— Begin Stored records —

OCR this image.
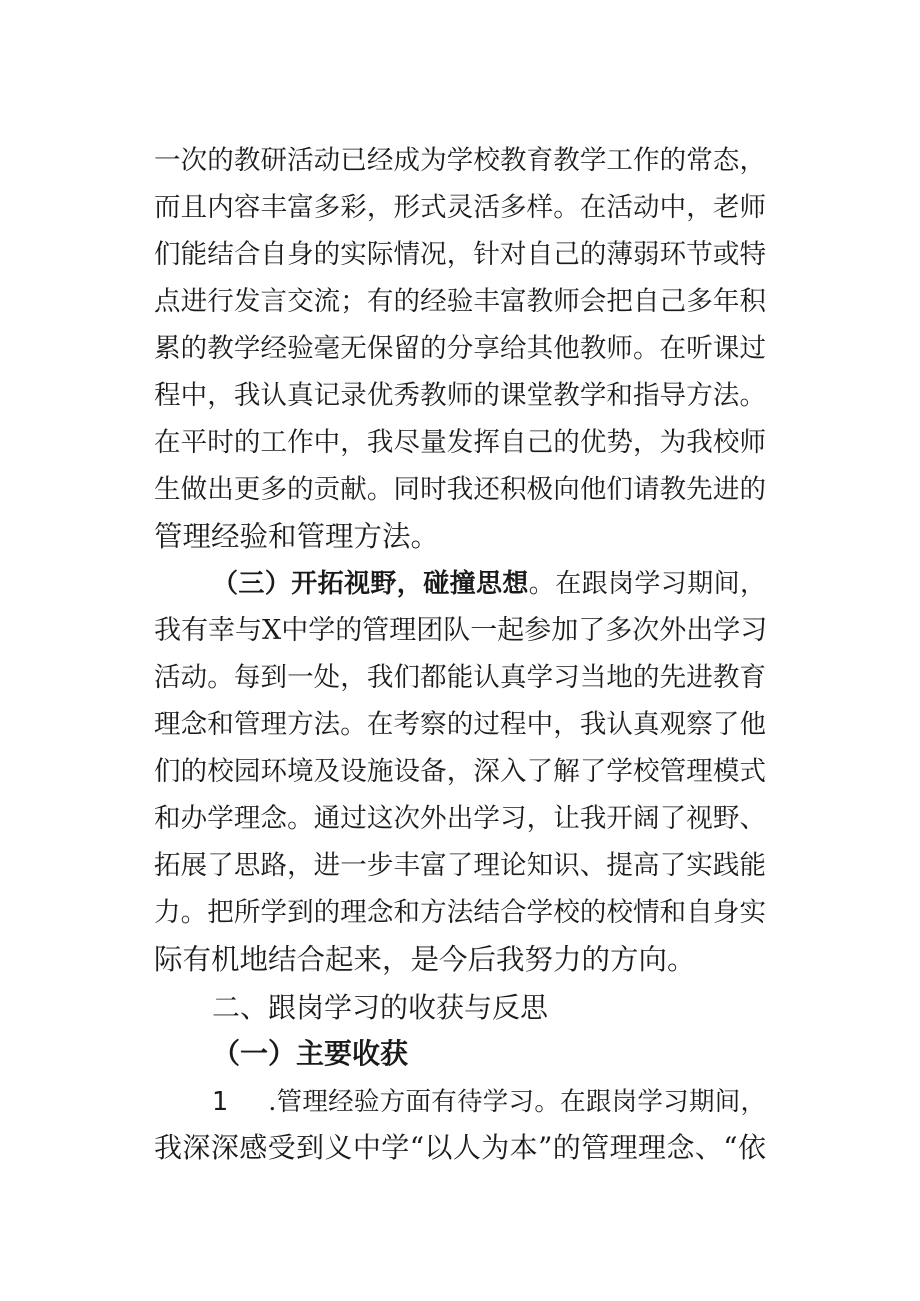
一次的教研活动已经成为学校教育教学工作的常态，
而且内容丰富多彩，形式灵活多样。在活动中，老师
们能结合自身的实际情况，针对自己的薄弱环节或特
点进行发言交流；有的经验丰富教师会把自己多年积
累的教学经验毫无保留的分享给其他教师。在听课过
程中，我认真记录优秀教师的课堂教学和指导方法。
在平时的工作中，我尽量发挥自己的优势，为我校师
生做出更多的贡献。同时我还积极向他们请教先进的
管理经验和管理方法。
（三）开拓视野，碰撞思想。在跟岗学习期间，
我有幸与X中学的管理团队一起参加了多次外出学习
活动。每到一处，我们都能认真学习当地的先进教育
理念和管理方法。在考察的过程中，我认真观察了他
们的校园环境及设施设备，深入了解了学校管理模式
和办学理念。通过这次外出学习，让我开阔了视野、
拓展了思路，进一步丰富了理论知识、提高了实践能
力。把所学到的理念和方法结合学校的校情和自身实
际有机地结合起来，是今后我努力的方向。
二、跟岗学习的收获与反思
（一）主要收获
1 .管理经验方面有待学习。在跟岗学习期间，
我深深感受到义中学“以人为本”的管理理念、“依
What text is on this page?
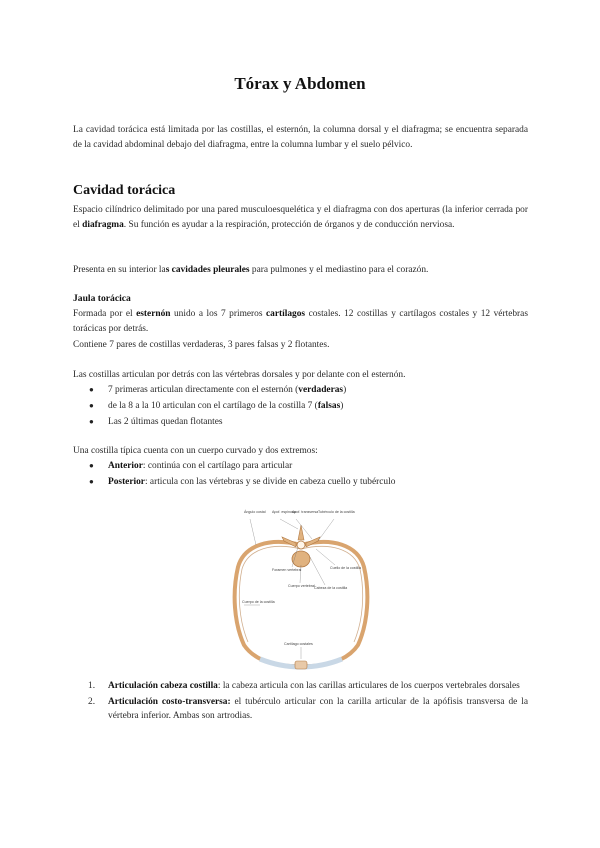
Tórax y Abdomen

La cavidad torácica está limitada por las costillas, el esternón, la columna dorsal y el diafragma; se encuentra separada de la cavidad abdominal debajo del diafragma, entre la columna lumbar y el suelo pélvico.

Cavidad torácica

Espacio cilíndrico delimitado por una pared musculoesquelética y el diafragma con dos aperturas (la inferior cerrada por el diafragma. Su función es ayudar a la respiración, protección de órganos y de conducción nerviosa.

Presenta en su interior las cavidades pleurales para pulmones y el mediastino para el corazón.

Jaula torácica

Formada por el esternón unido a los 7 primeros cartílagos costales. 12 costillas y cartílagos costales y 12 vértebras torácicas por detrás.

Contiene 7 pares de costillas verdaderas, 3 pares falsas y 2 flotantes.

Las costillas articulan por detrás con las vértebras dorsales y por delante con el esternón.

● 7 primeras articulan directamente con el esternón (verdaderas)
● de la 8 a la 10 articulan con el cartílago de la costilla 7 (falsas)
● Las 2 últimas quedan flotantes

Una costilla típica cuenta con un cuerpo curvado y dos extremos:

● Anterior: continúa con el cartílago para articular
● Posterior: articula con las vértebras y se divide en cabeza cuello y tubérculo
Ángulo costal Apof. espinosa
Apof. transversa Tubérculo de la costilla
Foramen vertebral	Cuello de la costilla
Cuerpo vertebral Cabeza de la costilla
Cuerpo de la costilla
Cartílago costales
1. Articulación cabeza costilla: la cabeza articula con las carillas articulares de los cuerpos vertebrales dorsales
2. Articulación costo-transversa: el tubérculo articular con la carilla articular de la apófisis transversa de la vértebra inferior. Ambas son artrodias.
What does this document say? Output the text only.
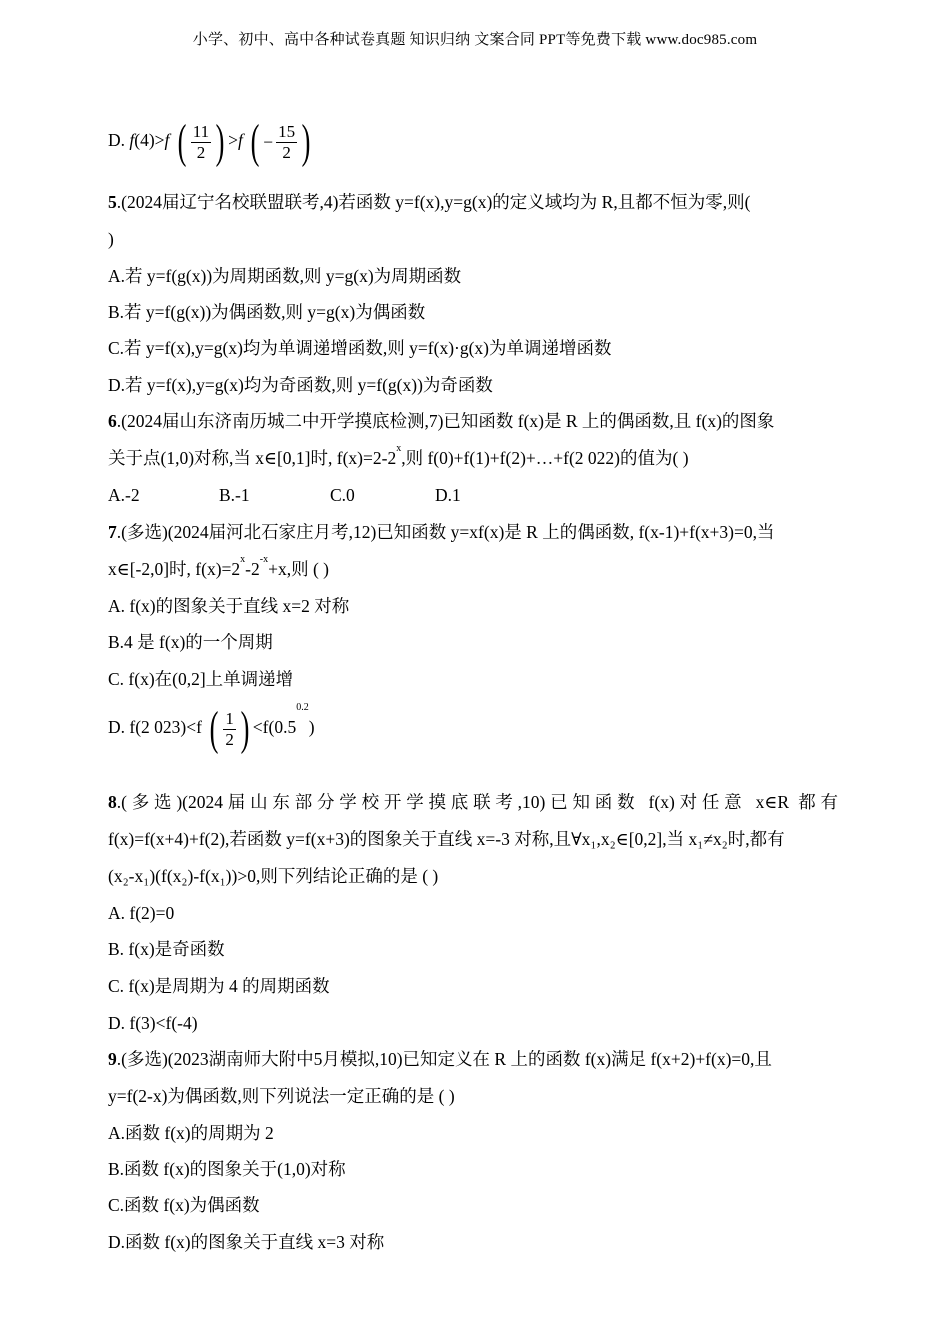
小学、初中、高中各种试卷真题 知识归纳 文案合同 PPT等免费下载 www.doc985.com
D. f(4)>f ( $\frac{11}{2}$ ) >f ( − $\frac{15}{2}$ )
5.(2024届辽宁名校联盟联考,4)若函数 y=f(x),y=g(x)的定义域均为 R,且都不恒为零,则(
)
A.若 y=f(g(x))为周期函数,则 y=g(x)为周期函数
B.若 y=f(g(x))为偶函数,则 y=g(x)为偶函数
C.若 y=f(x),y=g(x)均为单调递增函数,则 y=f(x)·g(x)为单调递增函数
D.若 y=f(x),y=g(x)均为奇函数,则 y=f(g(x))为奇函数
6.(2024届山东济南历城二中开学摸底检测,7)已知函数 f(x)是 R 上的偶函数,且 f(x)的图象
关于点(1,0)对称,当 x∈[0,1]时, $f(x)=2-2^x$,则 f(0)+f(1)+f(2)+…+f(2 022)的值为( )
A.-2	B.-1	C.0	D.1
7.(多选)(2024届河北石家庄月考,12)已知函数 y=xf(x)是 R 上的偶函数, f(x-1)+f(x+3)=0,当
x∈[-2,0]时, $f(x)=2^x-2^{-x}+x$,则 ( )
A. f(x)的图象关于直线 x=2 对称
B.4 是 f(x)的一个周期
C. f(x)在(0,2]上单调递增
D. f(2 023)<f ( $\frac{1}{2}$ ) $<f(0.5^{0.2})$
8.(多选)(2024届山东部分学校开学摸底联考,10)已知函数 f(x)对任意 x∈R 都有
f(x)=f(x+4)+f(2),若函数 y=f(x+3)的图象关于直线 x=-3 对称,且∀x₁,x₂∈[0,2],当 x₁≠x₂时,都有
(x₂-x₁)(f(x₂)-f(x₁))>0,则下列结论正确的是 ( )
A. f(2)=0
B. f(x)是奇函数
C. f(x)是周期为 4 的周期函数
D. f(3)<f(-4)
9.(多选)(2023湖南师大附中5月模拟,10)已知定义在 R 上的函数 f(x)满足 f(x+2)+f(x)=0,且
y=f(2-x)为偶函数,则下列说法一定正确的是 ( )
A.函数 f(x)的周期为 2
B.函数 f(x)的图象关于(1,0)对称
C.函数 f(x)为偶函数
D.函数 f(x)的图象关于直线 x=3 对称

— End Stored records —

• [Brief]:
Identify and copy lines that hold the string "transversa".

• [Output for this exercise]:
Apof. transversa Tubérculo de la costilla
2. Articulación costo-transversa: el tubérculo articular con la carilla articular de la apófisis transversa de la vértebra inferior. Ambas son artrodias.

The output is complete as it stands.